* [What needs to be done] Restate each of the lines below word for word and drop every picture.

——

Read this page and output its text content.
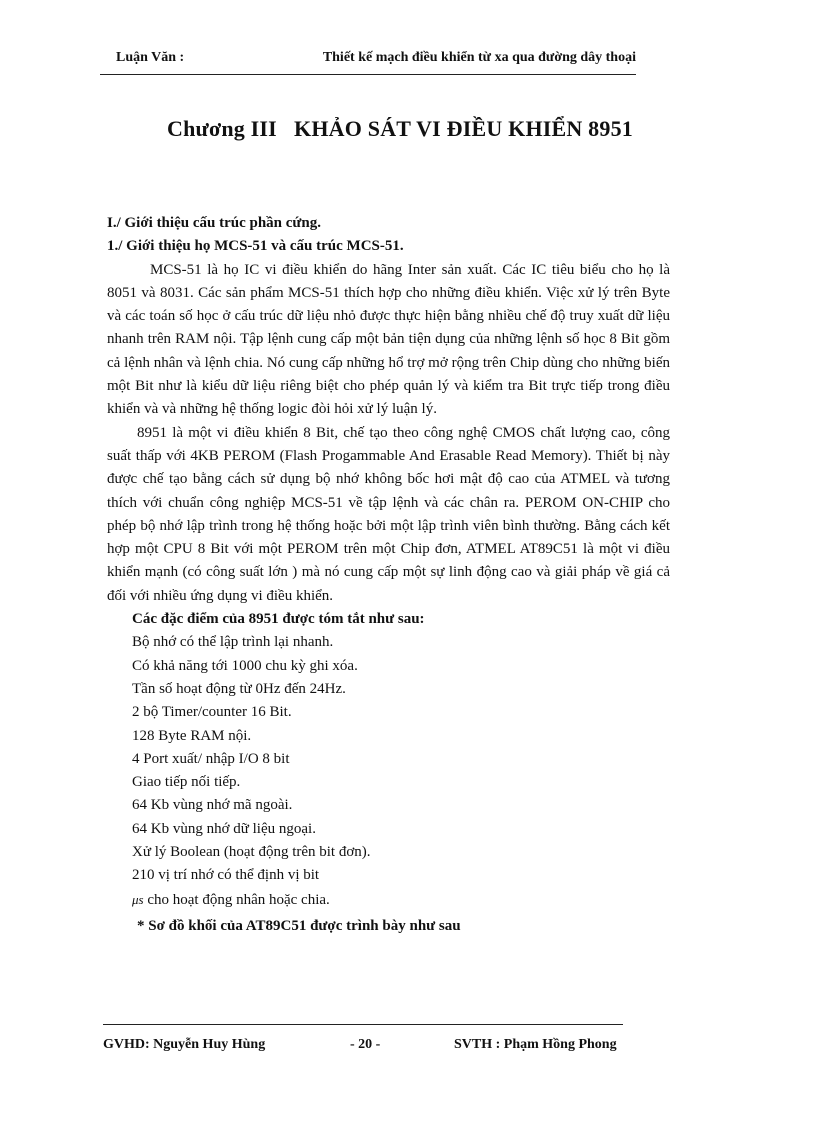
Luận Văn :	Thiết kế mạch điều khiển từ xa qua đường dây thoại
Chương III   KHẢO SÁT VI ĐIỀU KHIỂN 8951

I./ Giới thiệu cấu trúc phần cứng.

1./ Giới thiệu họ MCS-51 và cấu trúc MCS-51.

MCS-51 là họ IC vi điều khiển do hãng Inter sản xuất. Các IC tiêu biểu cho họ là 8051 và 8031. Các sản phẩm MCS-51 thích hợp cho những điều khiển. Việc xử lý trên Byte và các toán số học ở cấu trúc dữ liệu nhỏ được thực hiện bằng nhiều chế độ truy xuất dữ liệu nhanh trên RAM nội. Tập lệnh cung cấp một bản tiện dụng của những lệnh số học 8 Bit gồm cả lệnh nhân và lệnh chia. Nó cung cấp những hổ trợ mở rộng trên Chip dùng cho những biến một Bit như là kiểu dữ liệu riêng biệt cho phép quản lý và kiểm tra Bit trực tiếp trong điều khiển và và những hệ thống logic đòi hỏi xử lý luận lý.

8951 là một vi điều khiển 8 Bit, chế tạo theo công nghệ CMOS chất lượng cao, công suất thấp với 4KB PEROM (Flash Progammable And Erasable Read Memory). Thiết bị này được chế tạo bằng cách sử dụng bộ nhớ không bốc hơi mật độ cao của ATMEL và tương thích với chuẩn công nghiệp MCS-51 về tập lệnh và các chân ra. PEROM ON-CHIP cho phép bộ nhớ lập trình trong hệ thống hoặc bởi một lập trình viên bình thường. Bằng cách kết hợp một CPU 8 Bit với một PEROM trên một Chip đơn, ATMEL AT89C51 là một vi điều khiển mạnh (có công suất lớn ) mà nó cung cấp một sự linh động cao và giải pháp về giá cả đối với nhiều ứng dụng vi điều khiển.

Các đặc điểm của 8951 được tóm tắt như sau:

Bộ nhớ có thể lập trình lại nhanh.
Có khả năng tới 1000 chu kỳ ghi xóa.
Tần số hoạt động từ 0Hz đến 24Hz.
2 bộ Timer/counter 16 Bit.
128 Byte RAM nội.
4 Port xuất/ nhập I/O 8 bit
Giao tiếp nối tiếp.
64 Kb vùng nhớ mã ngoài.
64 Kb vùng nhớ dữ liệu ngoại.
Xử lý Boolean (hoạt động trên bit đơn).
210 vị trí nhớ có thể định vị bit
μs cho hoạt động nhân hoặc chia.

* Sơ đồ khối của AT89C51 được trình bày như sau

GVHD: Nguyễn Huy Hùng	- 20 -	SVTH : Phạm Hồng Phong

——

* [The result]
Read this page and output its text content.
Luận Văn :	Thiết kế mạch điều khiển từ xa qua đường dây thoại
Chương III   KHẢO SÁT VI ĐIỀU KHIỂN 8951

I./ Giới thiệu cấu trúc phần cứng.

1./ Giới thiệu họ MCS-51 và cấu trúc MCS-51.

MCS-51 là họ IC vi điều khiển do hãng Inter sản xuất. Các IC tiêu biểu cho họ là 8051 và 8031. Các sản phẩm MCS-51 thích hợp cho những điều khiển. Việc xử lý trên Byte và các toán số học ở cấu trúc dữ liệu nhỏ được thực hiện bằng nhiều chế độ truy xuất dữ liệu nhanh trên RAM nội. Tập lệnh cung cấp một bản tiện dụng của những lệnh số học 8 Bit gồm cả lệnh nhân và lệnh chia. Nó cung cấp những hổ trợ mở rộng trên Chip dùng cho những biến một Bit như là kiểu dữ liệu riêng biệt cho phép quản lý và kiểm tra Bit trực tiếp trong điều khiển và và những hệ thống logic đòi hỏi xử lý luận lý.

8951 là một vi điều khiển 8 Bit, chế tạo theo công nghệ CMOS chất lượng cao, công suất thấp với 4KB PEROM (Flash Progammable And Erasable Read Memory). Thiết bị này được chế tạo bằng cách sử dụng bộ nhớ không bốc hơi mật độ cao của ATMEL và tương thích với chuẩn công nghiệp MCS-51 về tập lệnh và các chân ra. PEROM ON-CHIP cho phép bộ nhớ lập trình trong hệ thống hoặc bởi một lập trình viên bình thường. Bằng cách kết hợp một CPU 8 Bit với một PEROM trên một Chip đơn, ATMEL AT89C51 là một vi điều khiển mạnh (có công suất lớn ) mà nó cung cấp một sự linh động cao và giải pháp về giá cả đối với nhiều ứng dụng vi điều khiển.

Các đặc điểm của 8951 được tóm tắt như sau:

Bộ nhớ có thể lập trình lại nhanh.
Có khả năng tới 1000 chu kỳ ghi xóa.
Tần số hoạt động từ 0Hz đến 24Hz.
2 bộ Timer/counter 16 Bit.
128 Byte RAM nội.
4 Port xuất/ nhập I/O 8 bit
Giao tiếp nối tiếp.
64 Kb vùng nhớ mã ngoài.
64 Kb vùng nhớ dữ liệu ngoại.
Xử lý Boolean (hoạt động trên bit đơn).
210 vị trí nhớ có thể định vị bit
μs cho hoạt động nhân hoặc chia.

* Sơ đồ khối của AT89C51 được trình bày như sau

GVHD: Nguyễn Huy Hùng	- 20 -	SVTH : Phạm Hồng Phong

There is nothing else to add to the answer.